Output all the data exactly. Pictures do not belong in the copy.
══ Dataset records ══
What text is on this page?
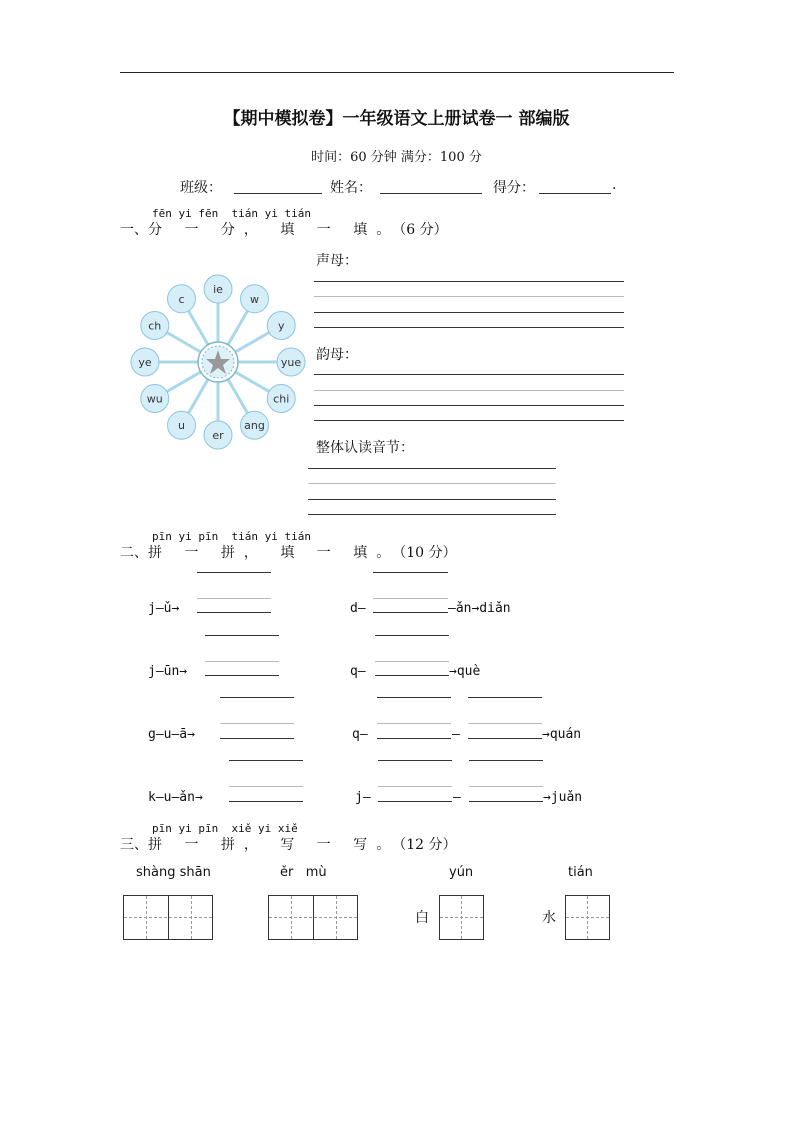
【期中模拟卷】一年级语文上册试卷一 部编版
时间：60 分钟 满分：100 分
班级：	姓名：	得分：	.
fēn yi fēn  tián yi tián
一、分 一 分， 填 一 填。（6 分）
ie
w
y
yue
chi
ang
er
u
wu
ye
ch
c
声母：
韵母：
整体认读音节：
pīn yi pīn  tián yi tián
二、拼 一 拼， 填 一 填。（10 分）
j—ǔ→	d—	—ǎn→diǎn
j—ūn→	q—	→què
g—u—ā→	q—	—	→quán
k—u—ǎn→	j—	—	→juǎn
pīn yi pīn  xiě yi xiě
三、拼 一 拼， 写 一 写。（12 分）
shàng shān	ěr   mù	yún	tián
白	水
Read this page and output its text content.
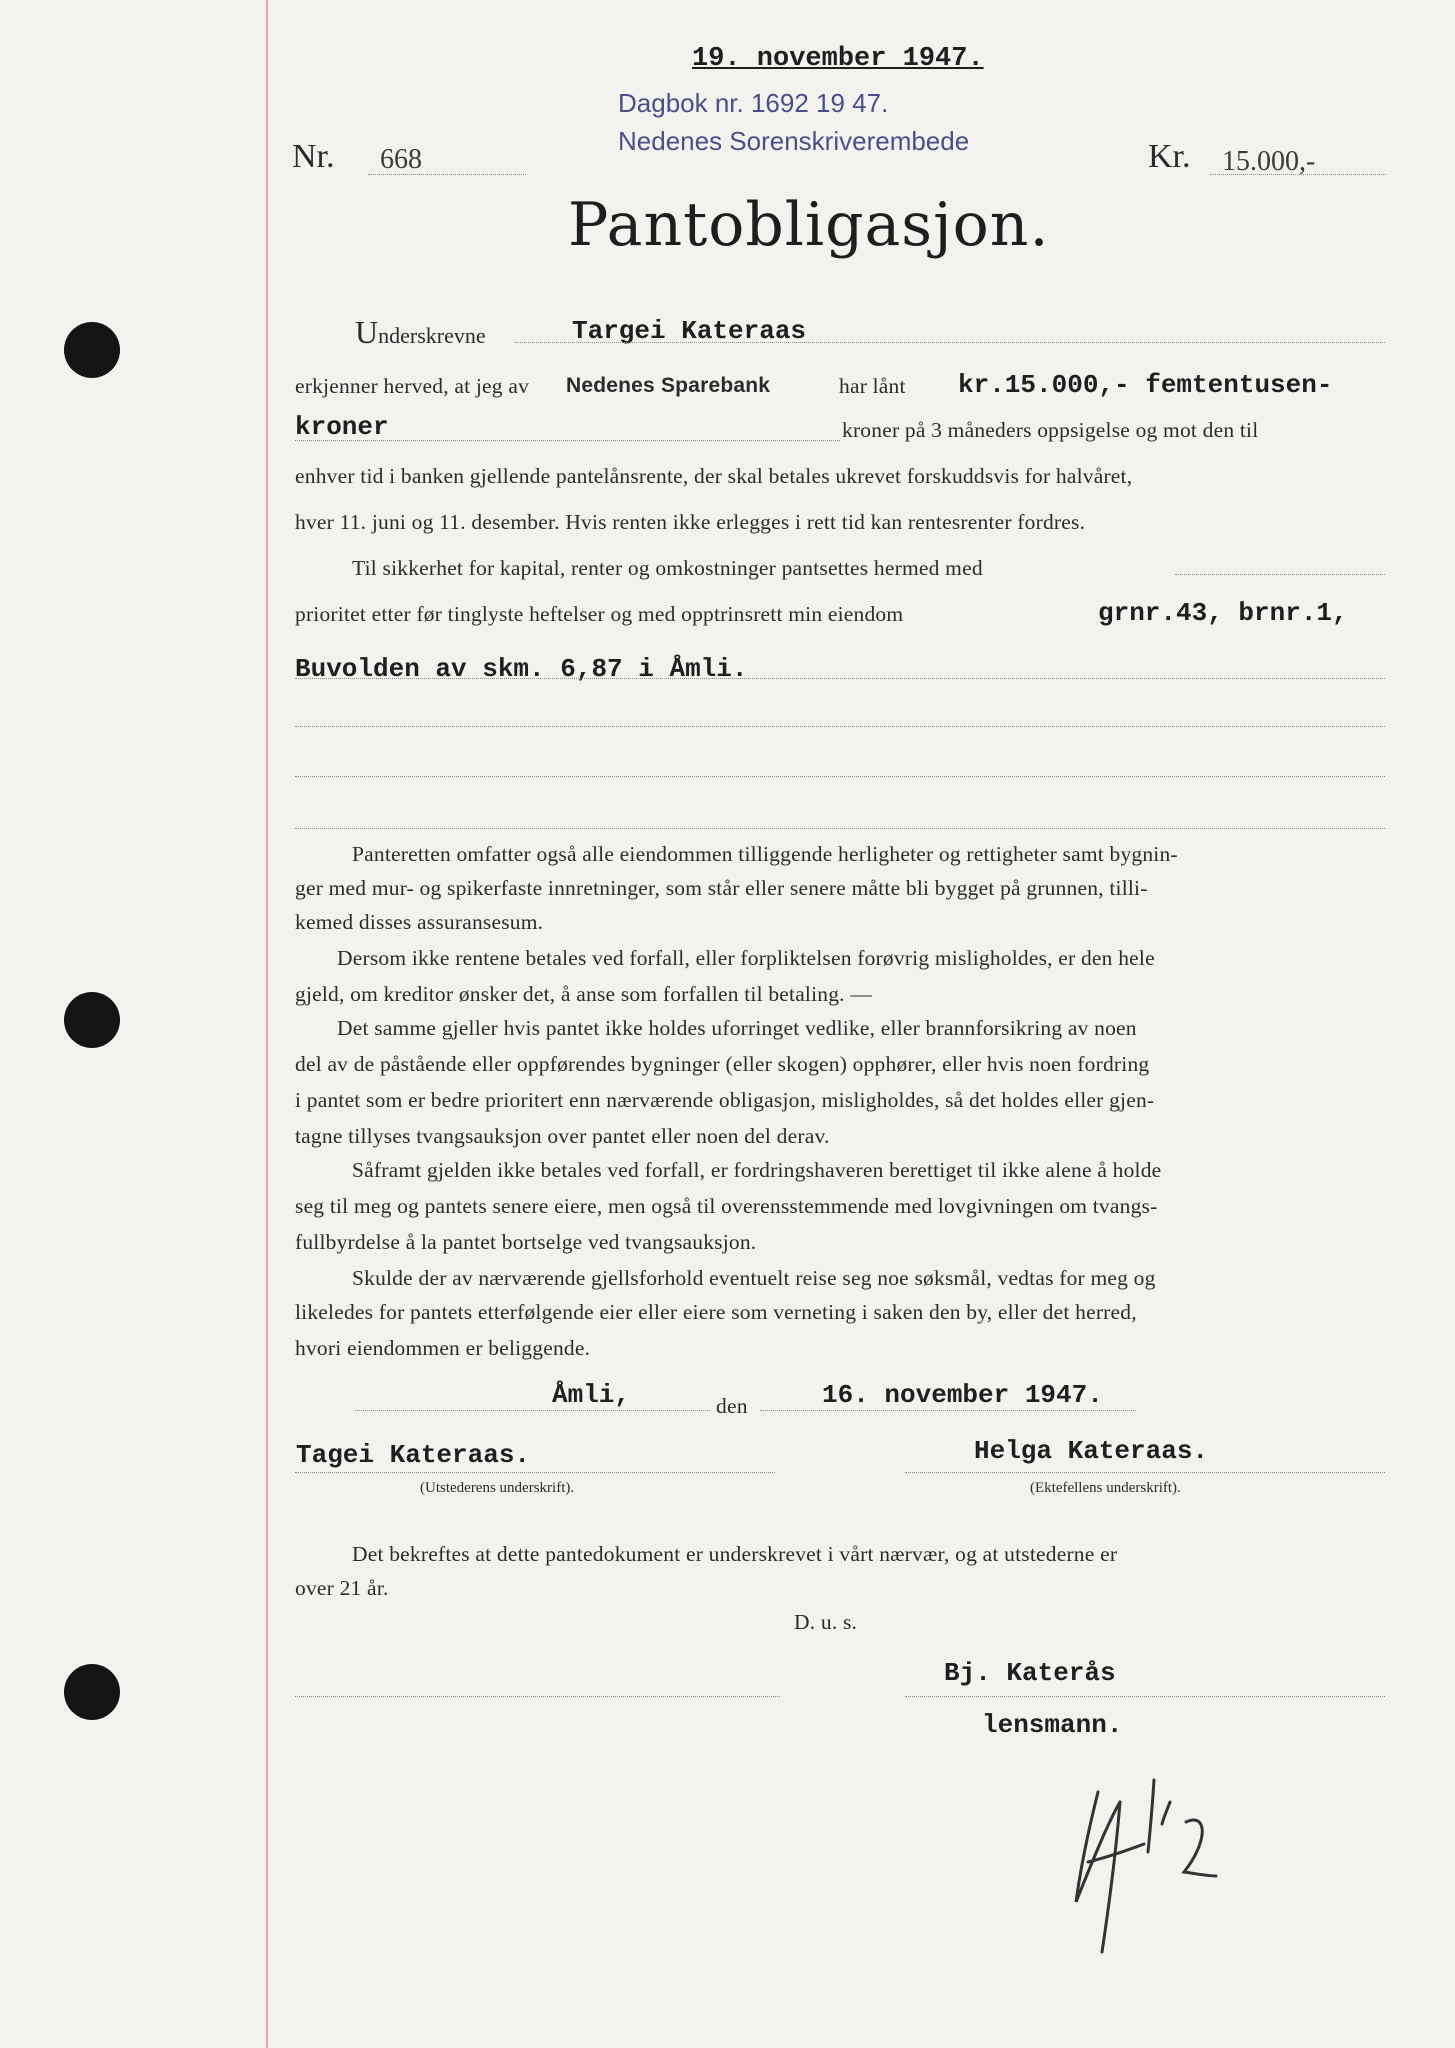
19. november 1947.
Dagbok nr. 1692 19 47.
Nedenes Sorenskriverembede
Nr. 668	Kr. 15.000,-
Pantobligasjon.
Underskrevne	Targei Kateraas
erkjenner herved, at jeg av Nedenes Sparebank	har lånt kr.15.000,- femtentusen-
kroner	kroner på 3 måneders oppsigelse og mot den til
enhver tid i banken gjellende pantelånsrente, der skal betales ukrevet forskuddsvis for halvåret,
hver 11. juni og 11. desember. Hvis renten ikke erlegges i rett tid kan rentesrenter fordres.
Til sikkerhet for kapital, renter og omkostninger pantsettes hermed med
prioritet etter før tinglyste heftelser og med opptrinsrett min eiendom	grnr.43, brnr.1,
Buvolden av skm. 6,87 i Åmli.
Panteretten omfatter også alle eiendommen tilliggende herligheter og rettigheter samt bygnin-
ger med mur- og spikerfaste innretninger, som står eller senere måtte bli bygget på grunnen, tilli-
kemed disses assuransesum.
Dersom ikke rentene betales ved forfall, eller forpliktelsen forøvrig misligholdes, er den hele
gjeld, om kreditor ønsker det, å anse som forfallen til betaling. —
Det samme gjeller hvis pantet ikke holdes uforringet vedlike, eller brannforsikring av noen
del av de påstående eller oppførendes bygninger (eller skogen) opphører, eller hvis noen fordring
i pantet som er bedre prioritert enn nærværende obligasjon, misligholdes, så det holdes eller gjen-
tagne tillyses tvangsauksjon over pantet eller noen del derav.
Såframt gjelden ikke betales ved forfall, er fordringshaveren berettiget til ikke alene å holde
seg til meg og pantets senere eiere, men også til overensstemmende med lovgivningen om tvangs-
fullbyrdelse å la pantet bortselge ved tvangsauksjon.
Skulde der av nærværende gjellsforhold eventuelt reise seg noe søksmål, vedtas for meg og
likeledes for pantets etterfølgende eier eller eiere som verneting i saken den by, eller det herred,
hvori eiendommen er beliggende.
Åmli,	den	16. november 1947.
Tagei Kateraas.
(Utstederens underskrift).
Helga Kateraas.
(Ektefellens underskrift).
Det bekreftes at dette pantedokument er underskrevet i vårt nærvær, og at utstederne er
over 21 år.
D. u. s.
Bj. Katerås
lensmann.
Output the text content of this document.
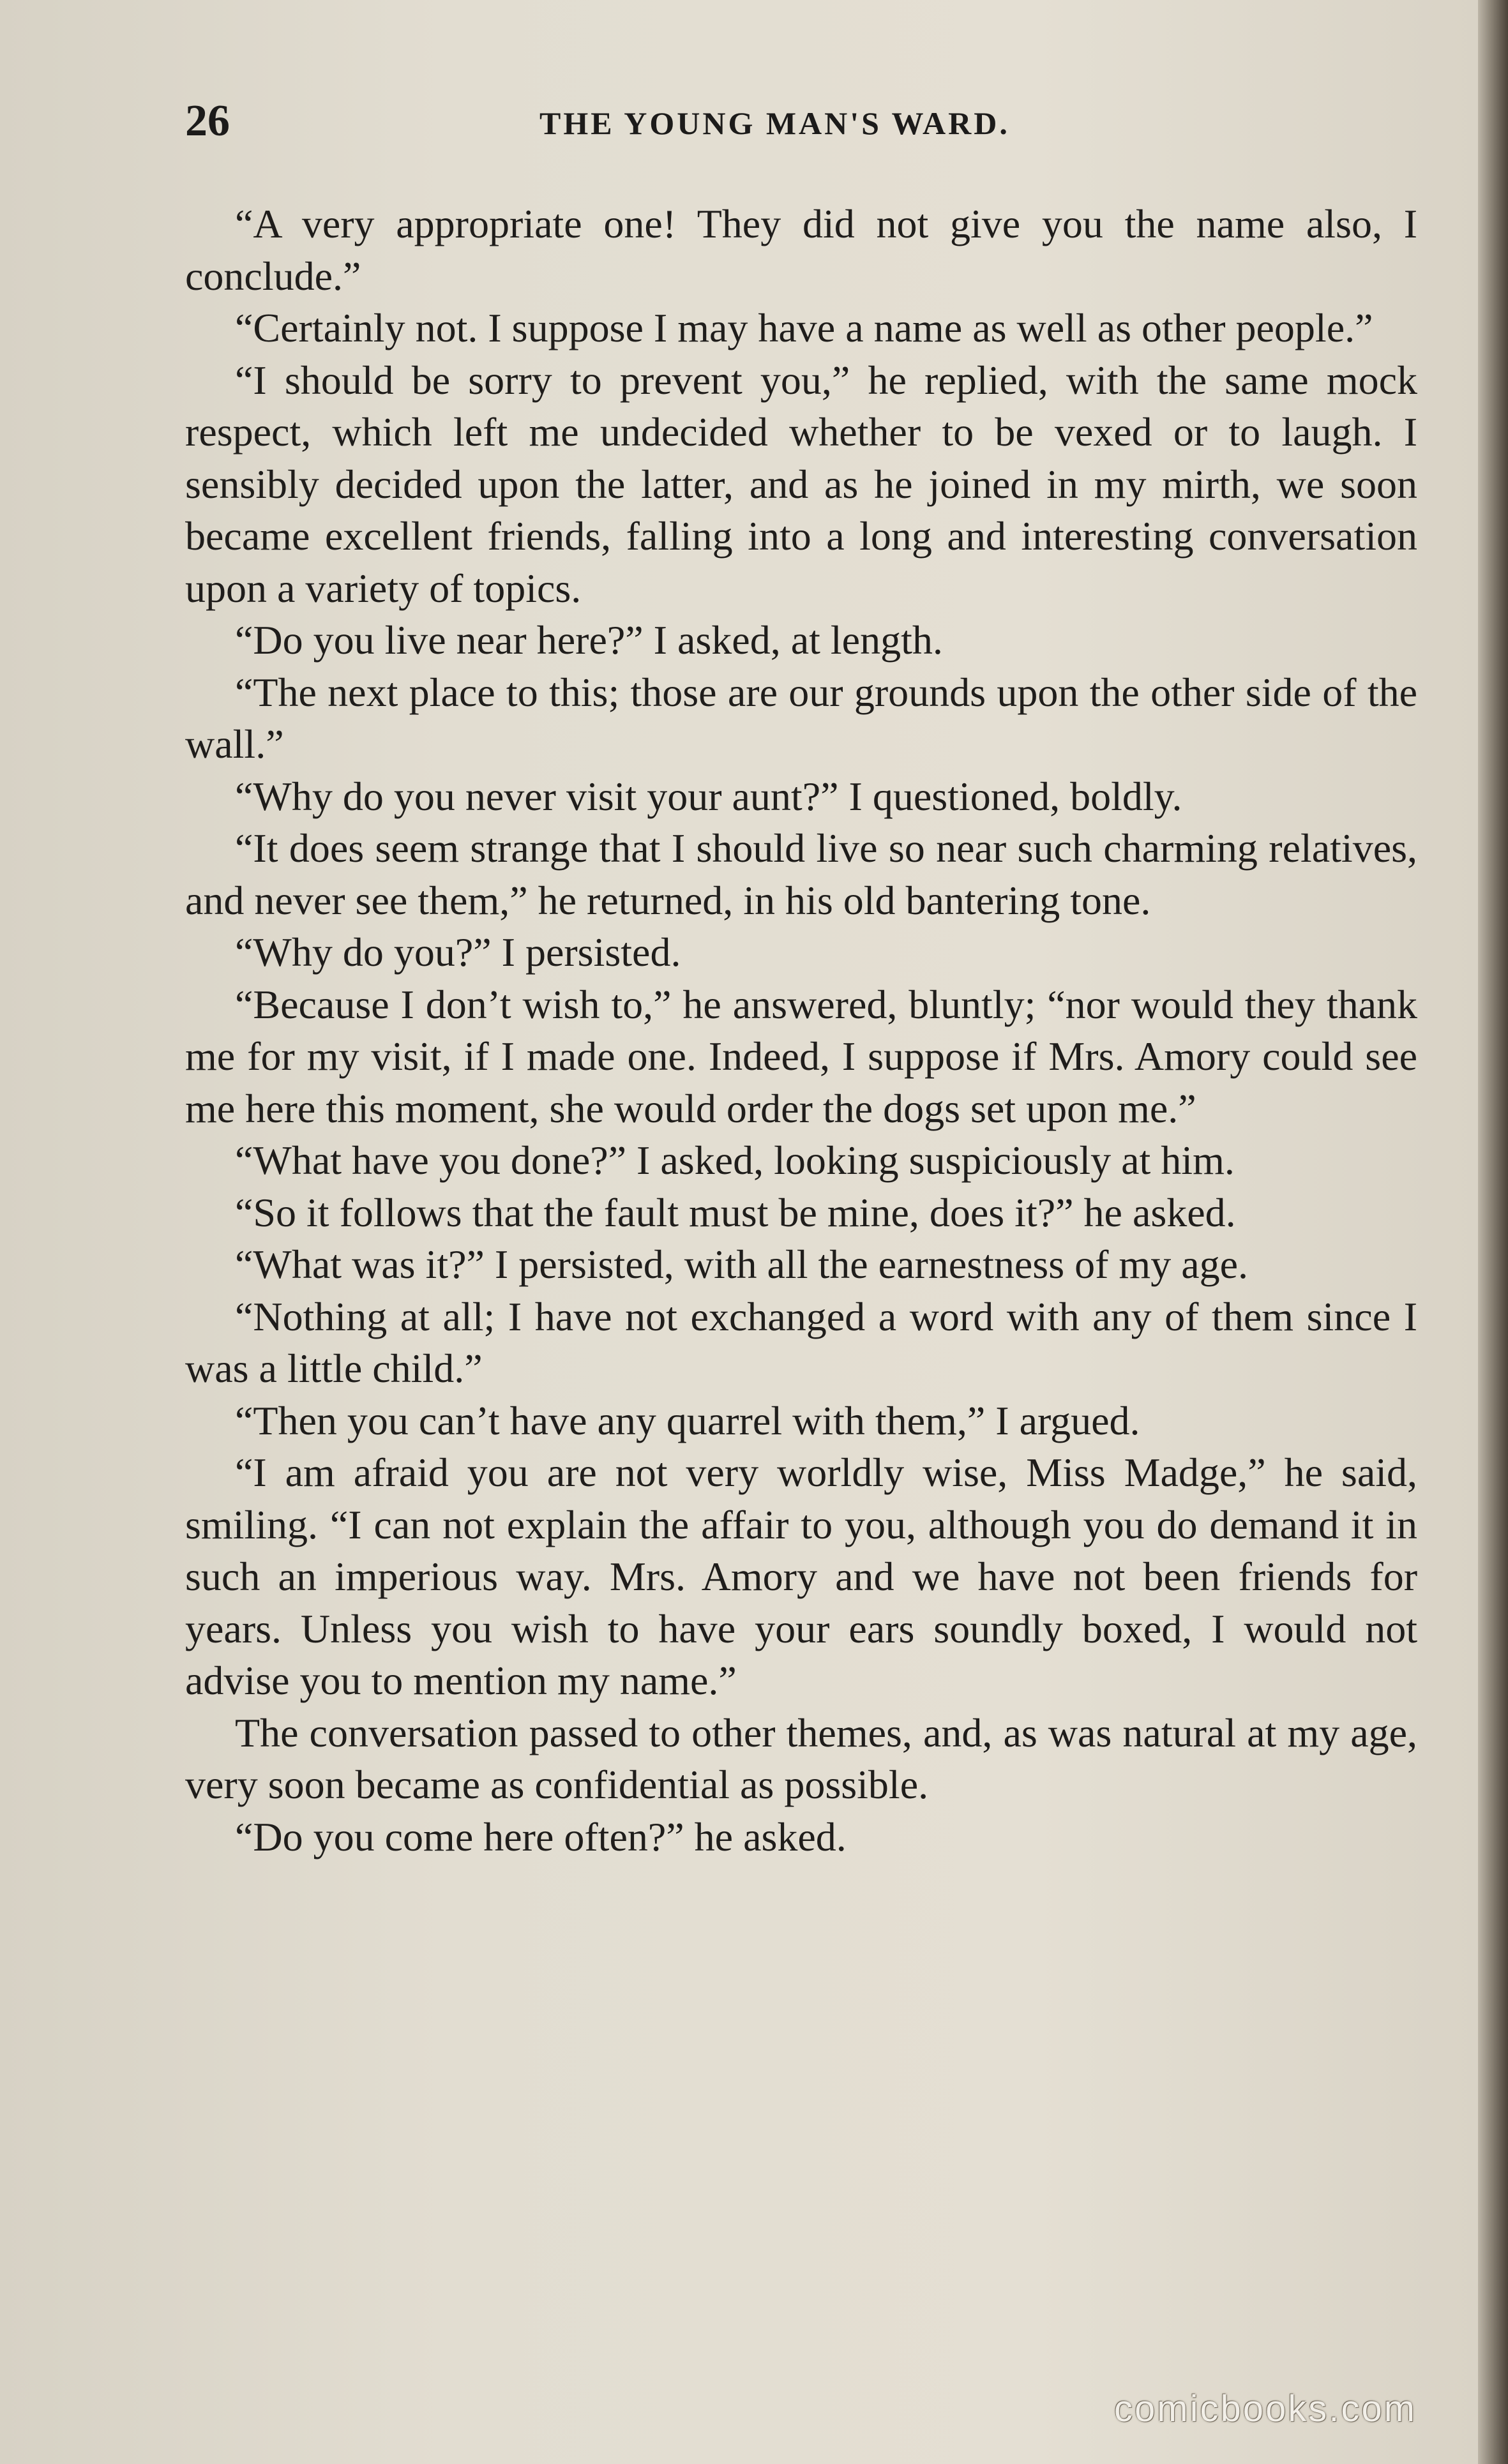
26	THE YOUNG MAN'S WARD.

“A very appropriate one! They did not give you the name also, I conclude.”

“Certainly not. I suppose I may have a name as well as other people.”

“I should be sorry to prevent you,” he replied, with the same mock respect, which left me undecided whether to be vexed or to laugh. I sensibly decided upon the latter, and as he joined in my mirth, we soon became excellent friends, falling into a long and interesting conversation upon a variety of topics.

“Do you live near here?” I asked, at length.

“The next place to this; those are our grounds upon the other side of the wall.”

“Why do you never visit your aunt?” I questioned, boldly.

“It does seem strange that I should live so near such charming relatives, and never see them,” he returned, in his old bantering tone.

“Why do you?” I persisted.

“Because I don’t wish to,” he answered, bluntly; “nor would they thank me for my visit, if I made one. Indeed, I suppose if Mrs. Amory could see me here this moment, she would order the dogs set upon me.”

“What have you done?” I asked, looking suspiciously at him.

“So it follows that the fault must be mine, does it?” he asked.

“What was it?” I persisted, with all the earnestness of my age.

“Nothing at all; I have not exchanged a word with any of them since I was a little child.”

“Then you can’t have any quarrel with them,” I argued.

“I am afraid you are not very worldly wise, Miss Madge,” he said, smiling. “I can not explain the affair to you, although you do demand it in such an imperious way. Mrs. Amory and we have not been friends for years. Unless you wish to have your ears soundly boxed, I would not advise you to mention my name.”

The conversation passed to other themes, and, as was natural at my age, very soon became as confidential as possible.

“Do you come here often?” he asked.

comicbooks.com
═══
Result for this exercise »
What text is on this page?
【期中模拟卷】一年级语文上册试卷一 部编版
时间：60 分钟 满分：100 分
班级：	姓名：	得分：	.
fēn yi fēn  tián yi tián
一、分 一 分， 填 一 填。（6 分）
ie
w
y
yue
chi
ang
er
u
wu
ye
ch
c
声母：
韵母：
整体认读音节：
pīn yi pīn  tián yi tián
二、拼 一 拼， 填 一 填。（10 分）
j—ǔ→	d—	—ǎn→diǎn
j—ūn→	q—	→què
g—u—ā→	q—	—	→quán
k—u—ǎn→	j—	—	→juǎn
pīn yi pīn  xiě yi xiě
三、拼 一 拼， 写 一 写。（12 分）
shàng shān	ěr   mù	yún	tián
白	水
Read this page and output its text content.
19. november 1947.
Dagbok nr. 1692 19 47.
Nedenes Sorenskriverembede
Nr. 668	Kr. 15.000,-
Pantobligasjon.
Underskrevne	Targei Kateraas
erkjenner herved, at jeg av Nedenes Sparebank	har lånt kr.15.000,- femtentusen-
kroner	kroner på 3 måneders oppsigelse og mot den til
enhver tid i banken gjellende pantelånsrente, der skal betales ukrevet forskuddsvis for halvåret,
hver 11. juni og 11. desember. Hvis renten ikke erlegges i rett tid kan rentesrenter fordres.
Til sikkerhet for kapital, renter og omkostninger pantsettes hermed med
prioritet etter før tinglyste heftelser og med opptrinsrett min eiendom	grnr.43, brnr.1,
Buvolden av skm. 6,87 i Åmli.
Panteretten omfatter også alle eiendommen tilliggende herligheter og rettigheter samt bygnin-
ger med mur- og spikerfaste innretninger, som står eller senere måtte bli bygget på grunnen, tilli-
kemed disses assuransesum.
Dersom ikke rentene betales ved forfall, eller forpliktelsen forøvrig misligholdes, er den hele
gjeld, om kreditor ønsker det, å anse som forfallen til betaling. —
Det samme gjeller hvis pantet ikke holdes uforringet vedlike, eller brannforsikring av noen
del av de påstående eller oppførendes bygninger (eller skogen) opphører, eller hvis noen fordring
i pantet som er bedre prioritert enn nærværende obligasjon, misligholdes, så det holdes eller gjen-
tagne tillyses tvangsauksjon over pantet eller noen del derav.
Såframt gjelden ikke betales ved forfall, er fordringshaveren berettiget til ikke alene å holde
seg til meg og pantets senere eiere, men også til overensstemmende med lovgivningen om tvangs-
fullbyrdelse å la pantet bortselge ved tvangsauksjon.
Skulde der av nærværende gjellsforhold eventuelt reise seg noe søksmål, vedtas for meg og
likeledes for pantets etterfølgende eier eller eiere som verneting i saken den by, eller det herred,
hvori eiendommen er beliggende.
Åmli,	den	16. november 1947.
Tagei Kateraas.
(Utstederens underskrift).
Helga Kateraas.
(Ektefellens underskrift).
Det bekreftes at dette pantedokument er underskrevet i vårt nærvær, og at utstederne er
over 21 år.
D. u. s.
Bj. Katerås
lensmann.
Output the text content of this document.
26	THE YOUNG MAN'S WARD.

“A very appropriate one! They did not give you the name also, I conclude.”

“Certainly not. I suppose I may have a name as well as other people.”

“I should be sorry to prevent you,” he replied, with the same mock respect, which left me undecided whether to be vexed or to laugh. I sensibly decided upon the latter, and as he joined in my mirth, we soon became excellent friends, falling into a long and interesting conversation upon a variety of topics.

“Do you live near here?” I asked, at length.

“The next place to this; those are our grounds upon the other side of the wall.”

“Why do you never visit your aunt?” I questioned, boldly.

“It does seem strange that I should live so near such charming relatives, and never see them,” he returned, in his old bantering tone.

“Why do you?” I persisted.

“Because I don’t wish to,” he answered, bluntly; “nor would they thank me for my visit, if I made one. Indeed, I suppose if Mrs. Amory could see me here this moment, she would order the dogs set upon me.”

“What have you done?” I asked, looking suspiciously at him.

“So it follows that the fault must be mine, does it?” he asked.

“What was it?” I persisted, with all the earnestness of my age.

“Nothing at all; I have not exchanged a word with any of them since I was a little child.”

“Then you can’t have any quarrel with them,” I argued.

“I am afraid you are not very worldly wise, Miss Madge,” he said, smiling. “I can not explain the affair to you, although you do demand it in such an imperious way. Mrs. Amory and we have not been friends for years. Unless you wish to have your ears soundly boxed, I would not advise you to mention my name.”

The conversation passed to other themes, and, as was natural at my age, very soon became as confidential as possible.

“Do you come here often?” he asked.

comicbooks.com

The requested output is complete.